YOUR INSTRUCTIONS - Rewrite the lines from the one with "List each element" through the one with "tree-item[interactable]: Source-Filter xyxy=(40,124,126,140)", changing "bbox" to "bounding box" and leaving all else as is.

EXERCISE INPUT -
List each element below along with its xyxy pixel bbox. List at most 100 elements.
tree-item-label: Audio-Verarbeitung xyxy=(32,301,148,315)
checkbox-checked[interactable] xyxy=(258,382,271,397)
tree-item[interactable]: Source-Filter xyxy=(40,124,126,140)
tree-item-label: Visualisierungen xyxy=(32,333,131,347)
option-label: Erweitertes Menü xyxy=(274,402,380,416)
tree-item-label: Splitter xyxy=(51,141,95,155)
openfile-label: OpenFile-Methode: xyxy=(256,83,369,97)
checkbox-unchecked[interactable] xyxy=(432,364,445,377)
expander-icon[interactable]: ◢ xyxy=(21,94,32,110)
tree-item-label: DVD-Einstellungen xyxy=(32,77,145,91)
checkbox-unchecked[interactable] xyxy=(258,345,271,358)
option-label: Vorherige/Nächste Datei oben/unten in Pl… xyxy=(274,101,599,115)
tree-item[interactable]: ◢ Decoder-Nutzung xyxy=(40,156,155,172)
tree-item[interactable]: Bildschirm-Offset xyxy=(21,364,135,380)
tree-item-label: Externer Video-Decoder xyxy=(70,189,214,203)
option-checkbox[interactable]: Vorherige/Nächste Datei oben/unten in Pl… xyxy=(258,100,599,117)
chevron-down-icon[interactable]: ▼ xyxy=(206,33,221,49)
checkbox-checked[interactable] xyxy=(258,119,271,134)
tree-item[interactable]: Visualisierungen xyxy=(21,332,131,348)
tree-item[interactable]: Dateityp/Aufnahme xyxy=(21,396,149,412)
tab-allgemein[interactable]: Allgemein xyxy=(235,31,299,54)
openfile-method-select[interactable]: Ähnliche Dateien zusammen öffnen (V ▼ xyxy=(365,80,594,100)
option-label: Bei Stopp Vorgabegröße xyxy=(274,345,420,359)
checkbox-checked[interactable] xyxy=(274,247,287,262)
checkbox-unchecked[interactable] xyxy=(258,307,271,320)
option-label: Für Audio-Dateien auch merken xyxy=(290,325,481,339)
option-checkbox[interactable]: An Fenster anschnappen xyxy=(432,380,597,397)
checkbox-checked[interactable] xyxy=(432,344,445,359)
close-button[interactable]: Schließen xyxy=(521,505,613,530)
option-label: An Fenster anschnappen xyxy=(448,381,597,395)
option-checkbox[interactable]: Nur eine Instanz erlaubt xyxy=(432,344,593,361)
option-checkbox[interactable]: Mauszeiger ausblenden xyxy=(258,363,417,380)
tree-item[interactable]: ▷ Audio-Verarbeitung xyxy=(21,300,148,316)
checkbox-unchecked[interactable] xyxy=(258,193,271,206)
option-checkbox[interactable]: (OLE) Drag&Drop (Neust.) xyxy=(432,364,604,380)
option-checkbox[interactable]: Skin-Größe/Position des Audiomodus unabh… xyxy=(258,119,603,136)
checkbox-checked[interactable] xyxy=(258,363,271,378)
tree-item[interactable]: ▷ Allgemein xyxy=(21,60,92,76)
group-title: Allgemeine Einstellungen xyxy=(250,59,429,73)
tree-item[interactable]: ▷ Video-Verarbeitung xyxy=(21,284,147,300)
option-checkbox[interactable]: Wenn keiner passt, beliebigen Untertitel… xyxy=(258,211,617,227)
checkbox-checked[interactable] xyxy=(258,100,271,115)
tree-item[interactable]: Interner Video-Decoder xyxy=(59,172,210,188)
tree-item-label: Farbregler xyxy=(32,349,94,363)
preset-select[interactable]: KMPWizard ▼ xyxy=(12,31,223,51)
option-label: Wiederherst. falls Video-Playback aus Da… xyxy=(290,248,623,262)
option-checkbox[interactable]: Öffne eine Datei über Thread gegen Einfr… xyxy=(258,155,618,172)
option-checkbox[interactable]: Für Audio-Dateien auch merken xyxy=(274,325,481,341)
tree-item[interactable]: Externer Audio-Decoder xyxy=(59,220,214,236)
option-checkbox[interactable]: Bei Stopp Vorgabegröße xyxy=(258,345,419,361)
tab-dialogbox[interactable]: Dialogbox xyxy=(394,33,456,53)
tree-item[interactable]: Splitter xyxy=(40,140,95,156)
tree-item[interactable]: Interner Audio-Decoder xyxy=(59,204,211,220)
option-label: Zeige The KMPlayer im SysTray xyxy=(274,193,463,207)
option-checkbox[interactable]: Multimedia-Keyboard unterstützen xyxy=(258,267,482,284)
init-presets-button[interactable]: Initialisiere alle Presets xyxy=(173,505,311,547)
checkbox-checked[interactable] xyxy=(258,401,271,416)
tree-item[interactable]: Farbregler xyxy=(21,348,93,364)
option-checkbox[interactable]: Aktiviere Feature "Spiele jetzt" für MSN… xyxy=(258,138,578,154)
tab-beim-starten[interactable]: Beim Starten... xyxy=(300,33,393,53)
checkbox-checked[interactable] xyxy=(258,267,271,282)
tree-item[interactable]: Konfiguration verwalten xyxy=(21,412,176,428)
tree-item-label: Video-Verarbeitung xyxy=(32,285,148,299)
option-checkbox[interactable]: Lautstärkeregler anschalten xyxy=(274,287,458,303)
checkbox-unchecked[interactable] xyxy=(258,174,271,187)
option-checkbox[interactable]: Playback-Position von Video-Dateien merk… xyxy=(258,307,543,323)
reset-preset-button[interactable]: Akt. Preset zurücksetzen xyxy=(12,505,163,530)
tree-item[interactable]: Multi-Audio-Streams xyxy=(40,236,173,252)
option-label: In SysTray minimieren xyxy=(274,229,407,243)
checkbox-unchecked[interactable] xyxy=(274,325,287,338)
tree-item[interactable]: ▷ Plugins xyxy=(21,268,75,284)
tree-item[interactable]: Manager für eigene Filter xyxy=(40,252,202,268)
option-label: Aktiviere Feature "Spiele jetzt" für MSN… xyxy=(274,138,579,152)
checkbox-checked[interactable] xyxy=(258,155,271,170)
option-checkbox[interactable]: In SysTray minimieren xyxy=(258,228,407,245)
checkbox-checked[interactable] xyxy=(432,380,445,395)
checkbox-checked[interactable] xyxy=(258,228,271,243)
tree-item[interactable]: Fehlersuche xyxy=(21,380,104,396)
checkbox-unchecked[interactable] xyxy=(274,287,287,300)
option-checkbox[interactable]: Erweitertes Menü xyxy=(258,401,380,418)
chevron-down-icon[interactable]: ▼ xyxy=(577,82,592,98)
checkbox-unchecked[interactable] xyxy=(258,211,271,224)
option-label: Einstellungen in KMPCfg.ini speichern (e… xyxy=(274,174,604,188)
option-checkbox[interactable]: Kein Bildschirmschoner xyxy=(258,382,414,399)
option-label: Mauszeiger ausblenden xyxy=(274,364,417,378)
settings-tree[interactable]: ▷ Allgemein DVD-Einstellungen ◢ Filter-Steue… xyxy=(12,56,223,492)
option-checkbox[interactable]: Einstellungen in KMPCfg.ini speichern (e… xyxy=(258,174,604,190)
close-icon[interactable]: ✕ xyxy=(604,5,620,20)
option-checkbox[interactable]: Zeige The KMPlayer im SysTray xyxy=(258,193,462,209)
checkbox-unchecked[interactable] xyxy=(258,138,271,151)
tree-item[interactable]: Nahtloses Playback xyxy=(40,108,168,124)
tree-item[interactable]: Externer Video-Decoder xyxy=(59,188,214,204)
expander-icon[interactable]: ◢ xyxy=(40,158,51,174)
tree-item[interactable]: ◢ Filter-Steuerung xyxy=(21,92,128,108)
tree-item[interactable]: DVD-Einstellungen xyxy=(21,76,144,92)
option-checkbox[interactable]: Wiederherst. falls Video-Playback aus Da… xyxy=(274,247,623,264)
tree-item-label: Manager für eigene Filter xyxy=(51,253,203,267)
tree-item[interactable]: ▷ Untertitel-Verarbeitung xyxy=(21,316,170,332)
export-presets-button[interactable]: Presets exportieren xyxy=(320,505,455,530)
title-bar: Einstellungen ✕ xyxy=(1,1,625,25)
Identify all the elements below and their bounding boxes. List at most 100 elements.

==

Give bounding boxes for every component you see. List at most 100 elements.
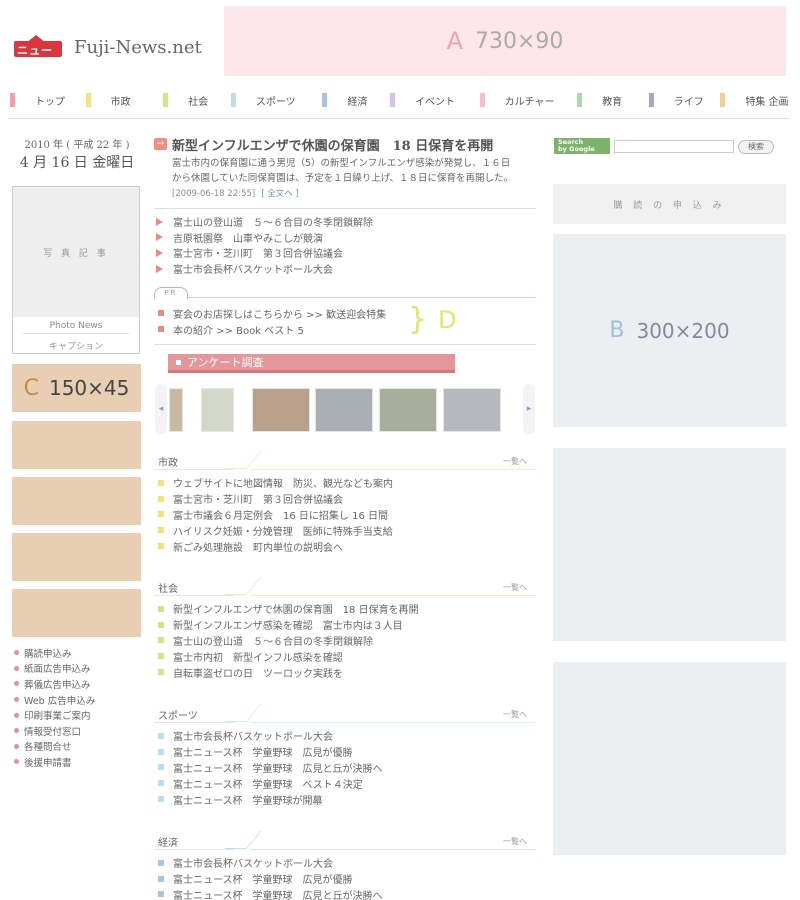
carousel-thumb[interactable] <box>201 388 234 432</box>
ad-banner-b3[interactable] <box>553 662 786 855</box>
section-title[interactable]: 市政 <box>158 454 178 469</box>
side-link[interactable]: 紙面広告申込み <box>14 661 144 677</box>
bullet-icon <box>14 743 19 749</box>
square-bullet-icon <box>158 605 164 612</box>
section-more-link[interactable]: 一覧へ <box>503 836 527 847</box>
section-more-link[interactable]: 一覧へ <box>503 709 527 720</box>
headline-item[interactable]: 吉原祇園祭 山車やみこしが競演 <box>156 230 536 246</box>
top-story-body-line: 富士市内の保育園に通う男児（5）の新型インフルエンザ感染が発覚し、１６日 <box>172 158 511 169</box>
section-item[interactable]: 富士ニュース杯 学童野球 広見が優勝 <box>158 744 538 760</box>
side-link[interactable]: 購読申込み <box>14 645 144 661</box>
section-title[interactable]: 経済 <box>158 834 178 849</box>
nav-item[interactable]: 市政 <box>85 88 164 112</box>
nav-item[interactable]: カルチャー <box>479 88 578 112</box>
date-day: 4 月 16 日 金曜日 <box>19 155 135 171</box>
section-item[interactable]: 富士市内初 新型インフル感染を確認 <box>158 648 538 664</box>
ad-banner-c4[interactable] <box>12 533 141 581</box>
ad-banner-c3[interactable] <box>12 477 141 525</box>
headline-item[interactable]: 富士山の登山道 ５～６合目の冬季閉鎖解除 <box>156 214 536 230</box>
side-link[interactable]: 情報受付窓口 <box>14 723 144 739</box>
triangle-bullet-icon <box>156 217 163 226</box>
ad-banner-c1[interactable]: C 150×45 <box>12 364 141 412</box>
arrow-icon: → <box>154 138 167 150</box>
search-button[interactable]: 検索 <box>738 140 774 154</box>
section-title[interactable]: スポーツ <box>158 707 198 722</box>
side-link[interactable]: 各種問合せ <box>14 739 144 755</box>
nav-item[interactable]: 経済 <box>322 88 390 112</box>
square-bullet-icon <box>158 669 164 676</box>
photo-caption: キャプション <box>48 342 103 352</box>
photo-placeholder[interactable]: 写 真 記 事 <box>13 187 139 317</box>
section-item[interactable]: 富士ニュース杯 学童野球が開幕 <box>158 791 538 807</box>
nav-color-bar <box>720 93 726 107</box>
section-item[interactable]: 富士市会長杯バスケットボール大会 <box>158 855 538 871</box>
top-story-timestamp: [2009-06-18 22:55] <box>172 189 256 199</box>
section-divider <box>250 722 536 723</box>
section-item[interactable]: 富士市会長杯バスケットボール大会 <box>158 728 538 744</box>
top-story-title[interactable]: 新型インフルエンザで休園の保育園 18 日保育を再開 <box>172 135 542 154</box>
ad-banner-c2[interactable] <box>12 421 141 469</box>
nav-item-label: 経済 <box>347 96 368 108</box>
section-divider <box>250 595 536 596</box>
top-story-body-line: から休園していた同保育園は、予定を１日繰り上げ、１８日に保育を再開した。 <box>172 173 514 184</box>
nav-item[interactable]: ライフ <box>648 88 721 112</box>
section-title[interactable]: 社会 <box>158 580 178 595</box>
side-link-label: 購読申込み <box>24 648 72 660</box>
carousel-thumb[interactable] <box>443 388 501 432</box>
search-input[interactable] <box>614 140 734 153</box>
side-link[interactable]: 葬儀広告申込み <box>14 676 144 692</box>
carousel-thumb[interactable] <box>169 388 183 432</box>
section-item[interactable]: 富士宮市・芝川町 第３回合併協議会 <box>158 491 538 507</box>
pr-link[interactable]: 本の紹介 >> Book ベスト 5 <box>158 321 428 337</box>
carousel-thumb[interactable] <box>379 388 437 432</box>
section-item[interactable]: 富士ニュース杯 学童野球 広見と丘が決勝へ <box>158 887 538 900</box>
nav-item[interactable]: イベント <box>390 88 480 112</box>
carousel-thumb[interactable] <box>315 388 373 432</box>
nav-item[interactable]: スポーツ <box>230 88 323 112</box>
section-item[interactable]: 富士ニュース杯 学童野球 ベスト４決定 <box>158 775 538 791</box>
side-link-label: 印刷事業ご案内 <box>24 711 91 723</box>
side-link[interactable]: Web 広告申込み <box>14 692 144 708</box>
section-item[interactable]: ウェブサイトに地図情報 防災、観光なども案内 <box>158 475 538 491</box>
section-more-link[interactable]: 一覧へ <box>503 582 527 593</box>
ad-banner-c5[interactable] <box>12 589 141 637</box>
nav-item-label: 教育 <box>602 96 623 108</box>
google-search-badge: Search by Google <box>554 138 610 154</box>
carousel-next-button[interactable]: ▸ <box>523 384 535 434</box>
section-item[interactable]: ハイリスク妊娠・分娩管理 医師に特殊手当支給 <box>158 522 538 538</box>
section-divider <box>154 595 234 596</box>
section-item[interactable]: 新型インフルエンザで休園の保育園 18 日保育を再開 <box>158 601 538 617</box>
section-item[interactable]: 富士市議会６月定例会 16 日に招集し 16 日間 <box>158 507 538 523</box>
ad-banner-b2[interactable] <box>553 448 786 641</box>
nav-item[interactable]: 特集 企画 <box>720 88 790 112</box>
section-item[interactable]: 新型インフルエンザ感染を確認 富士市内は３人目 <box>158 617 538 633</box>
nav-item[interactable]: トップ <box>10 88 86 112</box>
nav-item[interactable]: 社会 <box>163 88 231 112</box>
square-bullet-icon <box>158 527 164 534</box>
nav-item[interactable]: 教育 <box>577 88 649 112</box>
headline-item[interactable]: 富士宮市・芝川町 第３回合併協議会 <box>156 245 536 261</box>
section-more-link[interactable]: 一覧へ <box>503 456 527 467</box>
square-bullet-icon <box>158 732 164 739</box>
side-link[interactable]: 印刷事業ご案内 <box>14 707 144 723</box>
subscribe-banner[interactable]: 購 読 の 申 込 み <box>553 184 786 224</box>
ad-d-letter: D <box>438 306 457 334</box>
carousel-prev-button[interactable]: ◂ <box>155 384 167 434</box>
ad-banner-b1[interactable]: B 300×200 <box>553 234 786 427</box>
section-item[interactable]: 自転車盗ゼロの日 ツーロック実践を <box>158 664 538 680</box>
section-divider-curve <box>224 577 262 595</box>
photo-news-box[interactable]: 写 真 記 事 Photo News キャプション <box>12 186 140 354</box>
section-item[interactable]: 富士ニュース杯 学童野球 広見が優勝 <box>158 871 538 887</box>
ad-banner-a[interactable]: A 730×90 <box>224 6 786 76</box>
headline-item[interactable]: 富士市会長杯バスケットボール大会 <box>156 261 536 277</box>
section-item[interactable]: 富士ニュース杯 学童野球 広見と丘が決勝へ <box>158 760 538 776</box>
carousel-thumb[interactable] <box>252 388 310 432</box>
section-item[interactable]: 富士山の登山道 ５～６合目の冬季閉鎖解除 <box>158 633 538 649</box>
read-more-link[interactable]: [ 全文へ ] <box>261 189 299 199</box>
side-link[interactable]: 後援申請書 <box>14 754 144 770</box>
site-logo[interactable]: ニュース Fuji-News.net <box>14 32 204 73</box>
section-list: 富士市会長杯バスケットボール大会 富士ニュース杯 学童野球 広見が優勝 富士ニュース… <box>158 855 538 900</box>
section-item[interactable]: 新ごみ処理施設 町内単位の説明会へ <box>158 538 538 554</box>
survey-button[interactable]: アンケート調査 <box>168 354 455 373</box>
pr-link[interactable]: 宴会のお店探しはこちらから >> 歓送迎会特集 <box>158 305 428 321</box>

ANSWER TO THIS EXERCISE -
List each element below along with its xyxy pixel bounding box. List at most 100 elements.
tree-item-label: Audio-Verarbeitung xyxy=(32,301,148,315)
checkbox-checked[interactable] xyxy=(258,382,271,397)
tree-item[interactable]: Source-Filter xyxy=(40,124,126,140)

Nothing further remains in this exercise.